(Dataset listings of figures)
====================
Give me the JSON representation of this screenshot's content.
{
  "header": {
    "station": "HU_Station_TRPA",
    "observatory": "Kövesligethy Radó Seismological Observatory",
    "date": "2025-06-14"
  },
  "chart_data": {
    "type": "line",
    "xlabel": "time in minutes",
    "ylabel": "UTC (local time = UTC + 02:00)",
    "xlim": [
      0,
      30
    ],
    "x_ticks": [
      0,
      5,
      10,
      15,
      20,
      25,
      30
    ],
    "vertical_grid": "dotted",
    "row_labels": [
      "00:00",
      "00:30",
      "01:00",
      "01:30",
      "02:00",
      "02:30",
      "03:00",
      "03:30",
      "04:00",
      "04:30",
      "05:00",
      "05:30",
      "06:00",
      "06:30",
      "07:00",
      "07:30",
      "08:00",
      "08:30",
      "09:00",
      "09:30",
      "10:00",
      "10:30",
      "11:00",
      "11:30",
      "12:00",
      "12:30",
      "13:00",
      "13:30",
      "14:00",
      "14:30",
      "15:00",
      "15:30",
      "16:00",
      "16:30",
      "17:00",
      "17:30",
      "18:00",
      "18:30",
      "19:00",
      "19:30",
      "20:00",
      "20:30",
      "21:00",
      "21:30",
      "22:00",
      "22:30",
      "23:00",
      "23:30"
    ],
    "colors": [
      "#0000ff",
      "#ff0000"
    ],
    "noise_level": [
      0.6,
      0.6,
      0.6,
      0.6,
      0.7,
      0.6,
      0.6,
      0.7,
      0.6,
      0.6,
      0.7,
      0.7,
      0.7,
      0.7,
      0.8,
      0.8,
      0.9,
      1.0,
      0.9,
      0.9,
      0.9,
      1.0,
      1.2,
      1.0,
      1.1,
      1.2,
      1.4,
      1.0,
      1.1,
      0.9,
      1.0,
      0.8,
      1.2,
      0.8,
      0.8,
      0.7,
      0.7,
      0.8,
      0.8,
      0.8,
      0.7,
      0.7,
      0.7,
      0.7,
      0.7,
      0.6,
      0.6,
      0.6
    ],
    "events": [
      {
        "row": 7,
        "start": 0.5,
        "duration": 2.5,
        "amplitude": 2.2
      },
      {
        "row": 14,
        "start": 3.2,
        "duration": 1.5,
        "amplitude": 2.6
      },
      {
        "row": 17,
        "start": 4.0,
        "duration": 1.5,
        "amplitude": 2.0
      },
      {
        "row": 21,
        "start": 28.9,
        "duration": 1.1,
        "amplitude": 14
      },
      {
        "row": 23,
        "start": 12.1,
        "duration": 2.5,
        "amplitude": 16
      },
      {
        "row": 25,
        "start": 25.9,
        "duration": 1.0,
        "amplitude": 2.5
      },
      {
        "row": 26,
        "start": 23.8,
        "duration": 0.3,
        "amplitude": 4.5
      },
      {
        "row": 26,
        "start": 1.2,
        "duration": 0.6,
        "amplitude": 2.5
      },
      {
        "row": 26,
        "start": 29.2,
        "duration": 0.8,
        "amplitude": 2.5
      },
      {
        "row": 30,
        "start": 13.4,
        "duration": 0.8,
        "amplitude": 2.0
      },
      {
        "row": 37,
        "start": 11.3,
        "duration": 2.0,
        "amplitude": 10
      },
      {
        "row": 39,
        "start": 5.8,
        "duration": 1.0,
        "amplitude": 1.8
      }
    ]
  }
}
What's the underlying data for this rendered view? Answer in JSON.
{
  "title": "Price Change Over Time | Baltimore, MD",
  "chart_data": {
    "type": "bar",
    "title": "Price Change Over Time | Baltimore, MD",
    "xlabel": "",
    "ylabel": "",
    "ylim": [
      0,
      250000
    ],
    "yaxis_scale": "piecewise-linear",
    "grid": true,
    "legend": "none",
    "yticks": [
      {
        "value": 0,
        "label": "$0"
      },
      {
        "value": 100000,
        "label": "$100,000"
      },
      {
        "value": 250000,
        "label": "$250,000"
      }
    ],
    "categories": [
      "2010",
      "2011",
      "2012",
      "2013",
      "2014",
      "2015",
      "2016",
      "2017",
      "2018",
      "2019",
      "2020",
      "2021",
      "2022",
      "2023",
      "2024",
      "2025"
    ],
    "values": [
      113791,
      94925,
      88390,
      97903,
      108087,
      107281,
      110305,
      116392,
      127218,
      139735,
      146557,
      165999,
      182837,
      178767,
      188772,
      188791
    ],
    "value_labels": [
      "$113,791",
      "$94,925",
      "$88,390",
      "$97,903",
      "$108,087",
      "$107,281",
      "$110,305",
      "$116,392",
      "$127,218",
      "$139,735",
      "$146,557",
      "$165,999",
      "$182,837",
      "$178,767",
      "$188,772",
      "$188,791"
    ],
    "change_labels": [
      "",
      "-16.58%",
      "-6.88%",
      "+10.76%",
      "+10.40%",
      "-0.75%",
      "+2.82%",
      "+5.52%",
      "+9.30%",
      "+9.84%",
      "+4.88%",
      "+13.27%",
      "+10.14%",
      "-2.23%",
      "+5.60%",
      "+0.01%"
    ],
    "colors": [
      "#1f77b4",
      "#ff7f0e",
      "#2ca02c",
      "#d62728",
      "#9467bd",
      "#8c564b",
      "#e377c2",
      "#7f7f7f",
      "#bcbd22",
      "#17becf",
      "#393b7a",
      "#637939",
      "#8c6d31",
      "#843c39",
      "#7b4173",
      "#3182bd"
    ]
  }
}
====================
## REQUIRED WORK
Write out exactly the lines from the line holding "What's the underlying" through the last line of the data, and nothing besides those lines.

## OUTPUT FOR THIS EXERCISE
What's the underlying data for this rendered view? Answer in JSON.
{
  "title": "Price Change Over Time | Baltimore, MD",
  "chart_data": {
    "type": "bar",
    "title": "Price Change Over Time | Baltimore, MD",
    "xlabel": "",
    "ylabel": "",
    "ylim": [
      0,
      250000
    ],
    "yaxis_scale": "piecewise-linear",
    "grid": true,
    "legend": "none",
    "yticks": [
      {
        "value": 0,
        "label": "$0"
      },
      {
        "value": 100000,
        "label": "$100,000"
      },
      {
        "value": 250000,
        "label": "$250,000"
      }
    ],
    "categories": [
      "2010",
      "2011",
      "2012",
      "2013",
      "2014",
      "2015",
      "2016",
      "2017",
      "2018",
      "2019",
      "2020",
      "2021",
      "2022",
      "2023",
      "2024",
      "2025"
    ],
    "values": [
      113791,
      94925,
      88390,
      97903,
      108087,
      107281,
      110305,
      116392,
      127218,
      139735,
      146557,
      165999,
      182837,
      178767,
      188772,
      188791
    ],
    "value_labels": [
      "$113,791",
      "$94,925",
      "$88,390",
      "$97,903",
      "$108,087",
      "$107,281",
      "$110,305",
      "$116,392",
      "$127,218",
      "$139,735",
      "$146,557",
      "$165,999",
      "$182,837",
      "$178,767",
      "$188,772",
      "$188,791"
    ],
    "change_labels": [
      "",
      "-16.58%",
      "-6.88%",
      "+10.76%",
      "+10.40%",
      "-0.75%",
      "+2.82%",
      "+5.52%",
      "+9.30%",
      "+9.84%",
      "+4.88%",
      "+13.27%",
      "+10.14%",
      "-2.23%",
      "+5.60%",
      "+0.01%"
    ],
    "colors": [
      "#1f77b4",
      "#ff7f0e",
      "#2ca02c",
      "#d62728",
      "#9467bd",
      "#8c564b",
      "#e377c2",
      "#7f7f7f",
      "#bcbd22",
      "#17becf",
      "#393b7a",
      "#637939",
      "#8c6d31",
      "#843c39",
      "#7b4173",
      "#3182bd"
    ]
  }
}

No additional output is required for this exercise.